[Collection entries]
——————

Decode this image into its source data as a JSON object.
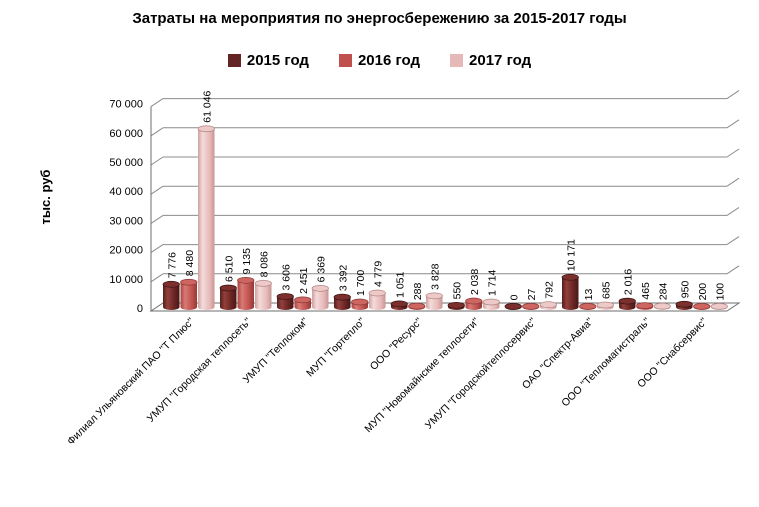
{
  "title": "Затраты на мероприятия по энергосбережению за 2015-2017 годы",
  "chart_data": {
    "type": "bar",
    "subtype": "3d-cylinder",
    "title": "Затраты на мероприятия по энергосбережению за 2015-2017 годы",
    "xlabel": "",
    "ylabel": "тыс. руб",
    "ylim": [
      0,
      70000
    ],
    "ytick_step": 10000,
    "yticks": [
      "0",
      "10 000",
      "20 000",
      "30 000",
      "40 000",
      "50 000",
      "60 000",
      "70 000"
    ],
    "grid": true,
    "legend_position": "top",
    "categories": [
      "Филиал Ульяновский ПАО \"Т Плюс\"",
      "УМУП \"Городская теплосеть\"",
      "УМУП \"Теплоком\"",
      "МУП \"Гортепло\"",
      "ООО \"Ресурс\"",
      "МУП \"Новомайнские теплосети\"",
      "УМУП \"Городскойтеплосервис\"",
      "ОАО \"Спектр-Авиа\"",
      "ООО \"Тепломагистраль\"",
      "ООО \"Снабсервис\""
    ],
    "series": [
      {
        "name": "2015 год",
        "color": "#632423",
        "values": [
          7776,
          6510,
          3606,
          3392,
          1051,
          550,
          0,
          10171,
          2016,
          950
        ]
      },
      {
        "name": "2016 год",
        "color": "#C0504D",
        "values": [
          8480,
          9135,
          2451,
          1700,
          288,
          2038,
          27,
          13,
          465,
          200
        ]
      },
      {
        "name": "2017 год",
        "color": "#E6B9B8",
        "values": [
          61046,
          8086,
          6369,
          4779,
          3828,
          1714,
          792,
          685,
          284,
          100
        ]
      }
    ],
    "colors": {
      "gridline": "#8c8c8c",
      "axis": "#6e6e6e",
      "label_text": "#000000"
    }
  }
}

——————

DIRECTION: Leaving the pictures aside, transcribe the entire listing exactly.

WRITTEN ANSWER:
Decode this image into its source data as a JSON object.
{
  "title": "Затраты на мероприятия по энергосбережению за 2015-2017 годы",
  "chart_data": {
    "type": "bar",
    "subtype": "3d-cylinder",
    "title": "Затраты на мероприятия по энергосбережению за 2015-2017 годы",
    "xlabel": "",
    "ylabel": "тыс. руб",
    "ylim": [
      0,
      70000
    ],
    "ytick_step": 10000,
    "yticks": [
      "0",
      "10 000",
      "20 000",
      "30 000",
      "40 000",
      "50 000",
      "60 000",
      "70 000"
    ],
    "grid": true,
    "legend_position": "top",
    "categories": [
      "Филиал Ульяновский ПАО \"Т Плюс\"",
      "УМУП \"Городская теплосеть\"",
      "УМУП \"Теплоком\"",
      "МУП \"Гортепло\"",
      "ООО \"Ресурс\"",
      "МУП \"Новомайнские теплосети\"",
      "УМУП \"Городскойтеплосервис\"",
      "ОАО \"Спектр-Авиа\"",
      "ООО \"Тепломагистраль\"",
      "ООО \"Снабсервис\""
    ],
    "series": [
      {
        "name": "2015 год",
        "color": "#632423",
        "values": [
          7776,
          6510,
          3606,
          3392,
          1051,
          550,
          0,
          10171,
          2016,
          950
        ]
      },
      {
        "name": "2016 год",
        "color": "#C0504D",
        "values": [
          8480,
          9135,
          2451,
          1700,
          288,
          2038,
          27,
          13,
          465,
          200
        ]
      },
      {
        "name": "2017 год",
        "color": "#E6B9B8",
        "values": [
          61046,
          8086,
          6369,
          4779,
          3828,
          1714,
          792,
          685,
          284,
          100
        ]
      }
    ],
    "colors": {
      "gridline": "#8c8c8c",
      "axis": "#6e6e6e",
      "label_text": "#000000"
    }
  }
}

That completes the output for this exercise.